# [Set task]
Retype the whole listing, please, keeping every line exact and dropping the pictures.

(Data items)
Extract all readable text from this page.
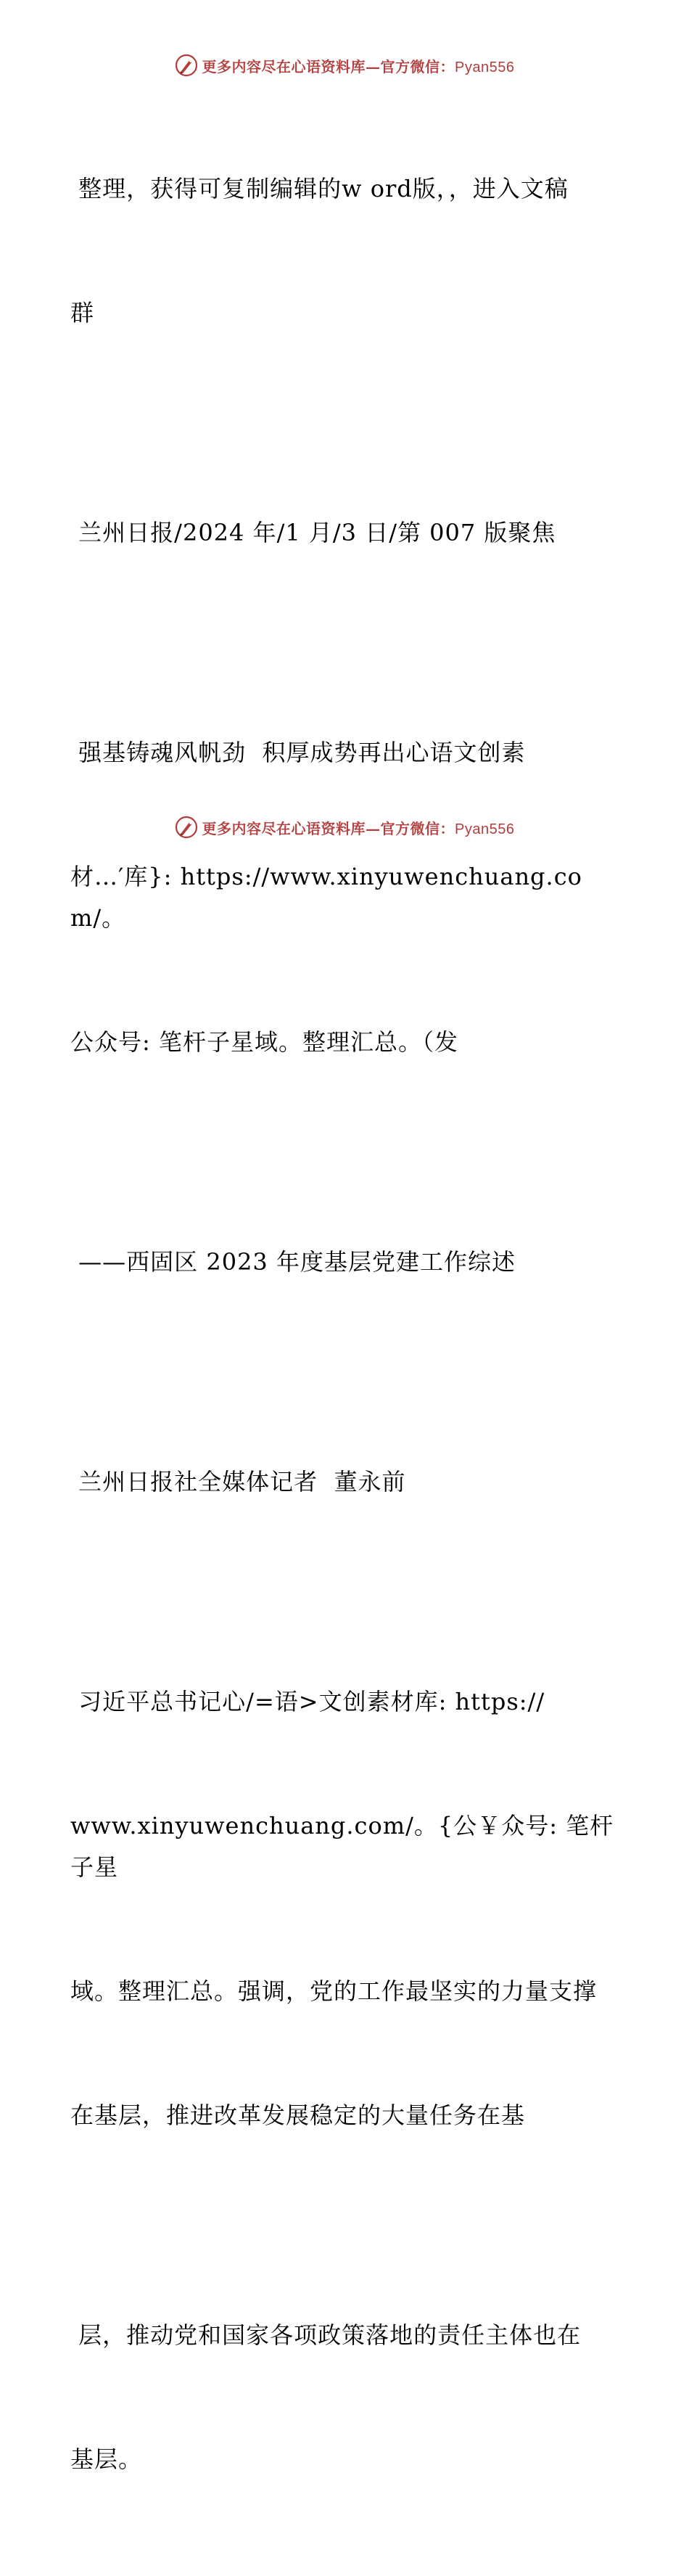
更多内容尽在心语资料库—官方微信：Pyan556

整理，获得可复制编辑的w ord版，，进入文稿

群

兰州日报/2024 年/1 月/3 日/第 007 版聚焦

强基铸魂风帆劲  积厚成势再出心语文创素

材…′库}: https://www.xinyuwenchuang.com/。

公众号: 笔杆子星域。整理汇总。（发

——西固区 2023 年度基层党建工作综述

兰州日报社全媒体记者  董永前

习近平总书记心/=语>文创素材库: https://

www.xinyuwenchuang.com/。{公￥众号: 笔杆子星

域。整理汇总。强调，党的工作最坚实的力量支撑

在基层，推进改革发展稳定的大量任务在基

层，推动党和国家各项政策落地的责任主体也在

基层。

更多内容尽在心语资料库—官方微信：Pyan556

# [Answer for the task]
Extract all readable text from this page.
更多内容尽在心语资料库—官方微信：Pyan556

整理，获得可复制编辑的w ord版，，进入文稿

群

兰州日报/2024 年/1 月/3 日/第 007 版聚焦

强基铸魂风帆劲  积厚成势再出心语文创素

材…′库}: https://www.xinyuwenchuang.com/。

公众号: 笔杆子星域。整理汇总。（发

——西固区 2023 年度基层党建工作综述

兰州日报社全媒体记者  董永前

习近平总书记心/=语>文创素材库: https://

www.xinyuwenchuang.com/。{公￥众号: 笔杆子星

域。整理汇总。强调，党的工作最坚实的力量支撑

在基层，推进改革发展稳定的大量任务在基

层，推动党和国家各项政策落地的责任主体也在

基层。

更多内容尽在心语资料库—官方微信：Pyan556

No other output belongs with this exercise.